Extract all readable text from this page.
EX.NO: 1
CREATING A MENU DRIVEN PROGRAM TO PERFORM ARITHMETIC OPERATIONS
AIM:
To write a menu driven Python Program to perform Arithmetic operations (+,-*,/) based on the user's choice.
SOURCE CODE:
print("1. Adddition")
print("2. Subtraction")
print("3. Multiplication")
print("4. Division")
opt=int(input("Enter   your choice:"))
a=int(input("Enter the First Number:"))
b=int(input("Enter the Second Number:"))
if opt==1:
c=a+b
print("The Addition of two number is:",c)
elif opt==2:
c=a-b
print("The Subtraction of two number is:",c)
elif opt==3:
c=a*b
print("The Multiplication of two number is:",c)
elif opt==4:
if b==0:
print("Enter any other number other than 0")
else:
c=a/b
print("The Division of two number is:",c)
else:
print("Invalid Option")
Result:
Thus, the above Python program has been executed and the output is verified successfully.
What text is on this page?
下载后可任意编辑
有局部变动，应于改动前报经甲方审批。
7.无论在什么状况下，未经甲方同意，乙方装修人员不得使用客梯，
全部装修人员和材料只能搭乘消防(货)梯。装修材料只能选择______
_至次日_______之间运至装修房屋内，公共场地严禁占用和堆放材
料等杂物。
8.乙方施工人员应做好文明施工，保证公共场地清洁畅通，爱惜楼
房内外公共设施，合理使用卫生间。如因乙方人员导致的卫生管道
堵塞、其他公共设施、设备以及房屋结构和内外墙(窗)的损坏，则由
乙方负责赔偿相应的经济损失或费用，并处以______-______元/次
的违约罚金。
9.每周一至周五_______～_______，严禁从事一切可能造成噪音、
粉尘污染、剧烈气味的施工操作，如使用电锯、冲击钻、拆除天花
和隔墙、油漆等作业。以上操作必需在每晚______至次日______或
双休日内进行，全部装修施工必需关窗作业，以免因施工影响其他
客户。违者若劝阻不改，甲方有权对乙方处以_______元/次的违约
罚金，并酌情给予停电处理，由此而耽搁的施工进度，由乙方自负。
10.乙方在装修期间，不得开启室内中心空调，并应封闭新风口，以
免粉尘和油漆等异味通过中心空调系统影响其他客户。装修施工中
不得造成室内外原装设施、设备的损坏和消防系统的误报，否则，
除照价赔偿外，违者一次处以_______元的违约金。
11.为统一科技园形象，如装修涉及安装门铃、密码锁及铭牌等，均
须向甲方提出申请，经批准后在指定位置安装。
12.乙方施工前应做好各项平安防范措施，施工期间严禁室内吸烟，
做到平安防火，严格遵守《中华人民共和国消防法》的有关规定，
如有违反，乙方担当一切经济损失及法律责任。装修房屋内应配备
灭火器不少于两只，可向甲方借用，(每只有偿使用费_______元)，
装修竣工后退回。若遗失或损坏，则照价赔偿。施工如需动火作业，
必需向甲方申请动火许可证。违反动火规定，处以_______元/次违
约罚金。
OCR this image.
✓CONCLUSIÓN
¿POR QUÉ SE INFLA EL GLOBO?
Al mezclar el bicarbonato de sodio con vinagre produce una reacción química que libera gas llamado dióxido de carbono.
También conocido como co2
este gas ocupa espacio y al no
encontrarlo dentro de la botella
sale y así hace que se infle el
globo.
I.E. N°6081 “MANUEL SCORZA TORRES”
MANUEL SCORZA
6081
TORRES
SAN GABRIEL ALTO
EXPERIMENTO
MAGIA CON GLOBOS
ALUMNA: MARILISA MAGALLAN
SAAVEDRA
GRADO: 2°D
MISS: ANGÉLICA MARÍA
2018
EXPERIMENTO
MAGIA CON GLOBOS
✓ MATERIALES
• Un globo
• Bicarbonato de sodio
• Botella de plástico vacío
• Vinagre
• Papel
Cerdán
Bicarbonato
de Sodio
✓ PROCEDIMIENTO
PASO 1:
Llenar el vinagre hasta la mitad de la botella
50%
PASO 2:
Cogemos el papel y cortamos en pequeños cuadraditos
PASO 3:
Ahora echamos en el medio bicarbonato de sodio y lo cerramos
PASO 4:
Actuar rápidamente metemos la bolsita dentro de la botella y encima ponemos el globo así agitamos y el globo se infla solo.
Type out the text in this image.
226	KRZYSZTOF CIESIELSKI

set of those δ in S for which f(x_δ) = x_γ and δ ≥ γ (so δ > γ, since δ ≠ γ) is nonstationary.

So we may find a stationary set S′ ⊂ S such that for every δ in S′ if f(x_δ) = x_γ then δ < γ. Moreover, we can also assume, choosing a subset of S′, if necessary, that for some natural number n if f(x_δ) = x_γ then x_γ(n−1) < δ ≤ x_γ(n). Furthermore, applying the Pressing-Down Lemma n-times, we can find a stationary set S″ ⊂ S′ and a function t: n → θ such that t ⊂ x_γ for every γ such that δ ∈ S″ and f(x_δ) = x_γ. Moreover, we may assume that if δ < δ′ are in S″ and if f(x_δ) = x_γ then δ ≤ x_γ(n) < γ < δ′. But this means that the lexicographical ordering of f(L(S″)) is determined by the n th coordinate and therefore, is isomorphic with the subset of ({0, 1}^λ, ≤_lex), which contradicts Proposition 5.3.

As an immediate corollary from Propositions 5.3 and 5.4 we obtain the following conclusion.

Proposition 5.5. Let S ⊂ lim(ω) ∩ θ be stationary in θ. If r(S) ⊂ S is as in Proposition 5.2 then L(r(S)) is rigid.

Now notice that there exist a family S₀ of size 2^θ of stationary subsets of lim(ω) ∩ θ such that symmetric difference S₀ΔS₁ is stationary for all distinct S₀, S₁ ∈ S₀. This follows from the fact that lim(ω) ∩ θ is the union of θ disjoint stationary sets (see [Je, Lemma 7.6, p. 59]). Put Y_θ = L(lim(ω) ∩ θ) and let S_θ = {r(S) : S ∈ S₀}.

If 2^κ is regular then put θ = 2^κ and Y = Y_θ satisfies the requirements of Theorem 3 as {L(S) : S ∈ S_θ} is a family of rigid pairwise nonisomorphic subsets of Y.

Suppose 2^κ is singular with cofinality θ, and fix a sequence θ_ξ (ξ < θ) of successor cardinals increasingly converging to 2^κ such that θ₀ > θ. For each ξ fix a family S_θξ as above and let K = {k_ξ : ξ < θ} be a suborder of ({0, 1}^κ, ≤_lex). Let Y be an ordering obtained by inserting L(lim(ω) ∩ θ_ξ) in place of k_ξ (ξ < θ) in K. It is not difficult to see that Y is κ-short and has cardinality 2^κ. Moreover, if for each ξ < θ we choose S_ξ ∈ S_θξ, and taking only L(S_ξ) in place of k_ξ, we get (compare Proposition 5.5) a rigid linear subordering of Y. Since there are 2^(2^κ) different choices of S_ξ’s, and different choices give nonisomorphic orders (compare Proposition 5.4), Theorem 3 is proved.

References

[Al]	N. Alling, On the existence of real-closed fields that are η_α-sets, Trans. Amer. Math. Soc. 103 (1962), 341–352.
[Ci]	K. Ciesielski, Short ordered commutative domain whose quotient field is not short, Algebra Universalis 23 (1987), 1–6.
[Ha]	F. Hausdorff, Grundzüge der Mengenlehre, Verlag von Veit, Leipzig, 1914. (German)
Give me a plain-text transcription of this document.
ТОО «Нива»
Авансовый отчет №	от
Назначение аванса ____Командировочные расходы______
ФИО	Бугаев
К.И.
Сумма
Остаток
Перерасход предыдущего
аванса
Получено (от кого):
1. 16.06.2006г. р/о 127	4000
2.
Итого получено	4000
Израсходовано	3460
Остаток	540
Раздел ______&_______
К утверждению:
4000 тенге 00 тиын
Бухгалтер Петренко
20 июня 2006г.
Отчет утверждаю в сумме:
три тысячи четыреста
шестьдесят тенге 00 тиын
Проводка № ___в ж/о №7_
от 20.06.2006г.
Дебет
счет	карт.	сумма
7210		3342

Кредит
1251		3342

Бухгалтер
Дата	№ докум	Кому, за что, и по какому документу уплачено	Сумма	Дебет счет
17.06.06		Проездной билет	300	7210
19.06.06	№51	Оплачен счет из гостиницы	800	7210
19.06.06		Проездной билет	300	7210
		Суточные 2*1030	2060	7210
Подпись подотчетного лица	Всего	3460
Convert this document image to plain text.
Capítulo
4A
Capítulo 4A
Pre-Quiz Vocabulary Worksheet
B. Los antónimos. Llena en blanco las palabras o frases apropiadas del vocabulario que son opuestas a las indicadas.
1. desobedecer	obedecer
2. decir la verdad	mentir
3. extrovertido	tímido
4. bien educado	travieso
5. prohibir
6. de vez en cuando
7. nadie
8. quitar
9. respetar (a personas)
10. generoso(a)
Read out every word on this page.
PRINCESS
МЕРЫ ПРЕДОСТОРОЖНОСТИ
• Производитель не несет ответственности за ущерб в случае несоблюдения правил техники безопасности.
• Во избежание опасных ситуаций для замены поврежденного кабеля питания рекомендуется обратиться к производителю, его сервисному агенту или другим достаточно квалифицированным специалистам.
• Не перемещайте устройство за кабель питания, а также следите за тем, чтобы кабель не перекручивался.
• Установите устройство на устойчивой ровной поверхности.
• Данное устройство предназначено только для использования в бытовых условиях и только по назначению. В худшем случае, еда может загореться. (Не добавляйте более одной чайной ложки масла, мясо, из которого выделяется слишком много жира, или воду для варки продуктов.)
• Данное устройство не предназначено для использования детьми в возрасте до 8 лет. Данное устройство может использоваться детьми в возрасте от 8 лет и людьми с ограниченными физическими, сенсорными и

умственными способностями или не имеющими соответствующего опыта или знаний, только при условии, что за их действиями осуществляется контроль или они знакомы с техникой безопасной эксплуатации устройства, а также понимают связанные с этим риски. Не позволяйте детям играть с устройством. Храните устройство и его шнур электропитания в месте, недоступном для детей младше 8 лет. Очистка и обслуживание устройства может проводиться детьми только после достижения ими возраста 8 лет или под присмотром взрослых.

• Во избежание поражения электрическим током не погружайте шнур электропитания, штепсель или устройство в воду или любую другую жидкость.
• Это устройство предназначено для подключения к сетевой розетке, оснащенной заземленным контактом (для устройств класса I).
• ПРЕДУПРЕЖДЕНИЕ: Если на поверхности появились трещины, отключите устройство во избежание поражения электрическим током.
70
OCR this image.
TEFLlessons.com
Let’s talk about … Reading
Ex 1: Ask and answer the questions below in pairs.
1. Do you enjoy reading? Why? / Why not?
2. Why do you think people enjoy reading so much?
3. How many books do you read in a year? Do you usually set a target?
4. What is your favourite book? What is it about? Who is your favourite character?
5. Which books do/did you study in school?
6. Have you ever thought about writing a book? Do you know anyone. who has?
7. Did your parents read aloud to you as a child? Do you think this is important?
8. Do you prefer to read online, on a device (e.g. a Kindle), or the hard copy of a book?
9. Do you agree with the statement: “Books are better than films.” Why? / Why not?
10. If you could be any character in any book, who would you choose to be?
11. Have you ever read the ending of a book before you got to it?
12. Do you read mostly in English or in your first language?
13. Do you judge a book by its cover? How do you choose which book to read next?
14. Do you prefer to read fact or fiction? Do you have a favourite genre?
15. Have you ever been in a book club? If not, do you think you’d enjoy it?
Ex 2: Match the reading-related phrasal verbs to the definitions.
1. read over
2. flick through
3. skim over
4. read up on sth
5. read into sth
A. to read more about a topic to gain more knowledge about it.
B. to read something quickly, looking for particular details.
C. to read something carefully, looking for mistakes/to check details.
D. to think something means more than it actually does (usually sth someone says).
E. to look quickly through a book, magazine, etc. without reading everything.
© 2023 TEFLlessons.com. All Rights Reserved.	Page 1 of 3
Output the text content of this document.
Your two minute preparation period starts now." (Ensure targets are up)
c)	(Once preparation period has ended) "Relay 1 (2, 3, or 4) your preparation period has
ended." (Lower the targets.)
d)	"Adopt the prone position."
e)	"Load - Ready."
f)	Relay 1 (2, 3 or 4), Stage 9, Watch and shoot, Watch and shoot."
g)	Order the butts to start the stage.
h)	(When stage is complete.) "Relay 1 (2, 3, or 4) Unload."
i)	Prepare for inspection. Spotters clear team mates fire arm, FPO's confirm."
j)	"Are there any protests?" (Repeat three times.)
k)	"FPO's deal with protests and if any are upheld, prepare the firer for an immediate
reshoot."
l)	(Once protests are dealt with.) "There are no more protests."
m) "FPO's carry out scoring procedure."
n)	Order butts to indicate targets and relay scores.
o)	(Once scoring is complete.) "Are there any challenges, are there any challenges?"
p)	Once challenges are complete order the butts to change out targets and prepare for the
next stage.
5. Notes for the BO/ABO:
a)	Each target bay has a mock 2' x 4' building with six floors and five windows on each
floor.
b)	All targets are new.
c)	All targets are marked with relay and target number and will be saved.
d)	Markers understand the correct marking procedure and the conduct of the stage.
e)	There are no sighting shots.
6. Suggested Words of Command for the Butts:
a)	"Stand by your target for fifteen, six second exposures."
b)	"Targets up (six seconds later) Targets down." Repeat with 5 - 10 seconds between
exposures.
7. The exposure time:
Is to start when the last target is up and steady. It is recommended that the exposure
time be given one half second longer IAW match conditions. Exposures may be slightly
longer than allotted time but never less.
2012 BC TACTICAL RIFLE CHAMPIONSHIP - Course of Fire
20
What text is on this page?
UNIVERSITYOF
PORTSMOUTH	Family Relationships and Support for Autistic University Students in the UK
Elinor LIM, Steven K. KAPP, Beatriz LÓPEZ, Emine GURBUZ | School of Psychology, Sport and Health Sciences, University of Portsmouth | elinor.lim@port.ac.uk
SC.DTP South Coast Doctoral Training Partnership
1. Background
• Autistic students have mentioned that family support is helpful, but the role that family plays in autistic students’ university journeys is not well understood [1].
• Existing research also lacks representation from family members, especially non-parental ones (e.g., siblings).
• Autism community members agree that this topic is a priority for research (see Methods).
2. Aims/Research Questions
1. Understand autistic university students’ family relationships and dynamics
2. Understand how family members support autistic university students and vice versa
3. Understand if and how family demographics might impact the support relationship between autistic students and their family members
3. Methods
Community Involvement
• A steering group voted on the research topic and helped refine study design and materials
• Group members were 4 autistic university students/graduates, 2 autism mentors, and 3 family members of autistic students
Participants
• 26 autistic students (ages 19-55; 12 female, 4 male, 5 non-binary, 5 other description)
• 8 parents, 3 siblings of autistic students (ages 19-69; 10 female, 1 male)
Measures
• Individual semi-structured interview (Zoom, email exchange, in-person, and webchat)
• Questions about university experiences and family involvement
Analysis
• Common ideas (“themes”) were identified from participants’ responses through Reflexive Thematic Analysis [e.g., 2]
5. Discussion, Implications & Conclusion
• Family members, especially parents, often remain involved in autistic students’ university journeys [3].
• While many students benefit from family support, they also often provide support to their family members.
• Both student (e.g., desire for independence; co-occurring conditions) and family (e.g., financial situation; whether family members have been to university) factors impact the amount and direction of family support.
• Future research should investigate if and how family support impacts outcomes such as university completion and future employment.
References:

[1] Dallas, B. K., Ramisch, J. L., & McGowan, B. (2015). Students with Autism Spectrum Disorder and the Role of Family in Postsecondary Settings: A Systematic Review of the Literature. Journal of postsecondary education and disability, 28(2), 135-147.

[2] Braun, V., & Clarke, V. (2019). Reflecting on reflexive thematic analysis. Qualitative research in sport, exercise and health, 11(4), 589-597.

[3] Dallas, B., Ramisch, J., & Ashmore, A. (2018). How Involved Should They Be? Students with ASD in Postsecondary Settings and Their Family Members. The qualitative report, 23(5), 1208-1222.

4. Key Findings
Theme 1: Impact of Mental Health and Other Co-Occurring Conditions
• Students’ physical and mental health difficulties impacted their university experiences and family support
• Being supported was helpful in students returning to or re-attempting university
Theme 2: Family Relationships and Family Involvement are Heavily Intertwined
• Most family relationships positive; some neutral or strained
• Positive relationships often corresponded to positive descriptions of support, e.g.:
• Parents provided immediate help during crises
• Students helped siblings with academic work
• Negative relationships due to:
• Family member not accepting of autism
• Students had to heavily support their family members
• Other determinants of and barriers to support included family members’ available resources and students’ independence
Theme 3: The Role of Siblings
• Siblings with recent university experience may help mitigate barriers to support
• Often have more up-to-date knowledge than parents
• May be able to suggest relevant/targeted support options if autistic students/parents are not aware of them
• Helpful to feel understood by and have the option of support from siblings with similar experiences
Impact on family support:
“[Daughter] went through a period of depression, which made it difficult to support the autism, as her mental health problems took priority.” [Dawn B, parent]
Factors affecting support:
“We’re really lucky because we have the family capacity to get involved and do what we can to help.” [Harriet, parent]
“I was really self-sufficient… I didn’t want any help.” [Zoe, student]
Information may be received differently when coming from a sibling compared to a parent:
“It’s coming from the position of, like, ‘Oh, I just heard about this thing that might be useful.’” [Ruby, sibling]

**Exercise prompt:** Show the lines of the records that include the string "female".

**Task response:**
• 26 autistic students (ages 19-55; 12 female, 4 male, 5 non-binary, 5 other description)
• 8 parents, 3 siblings of autistic students (ages 19-69; 10 female, 1 male)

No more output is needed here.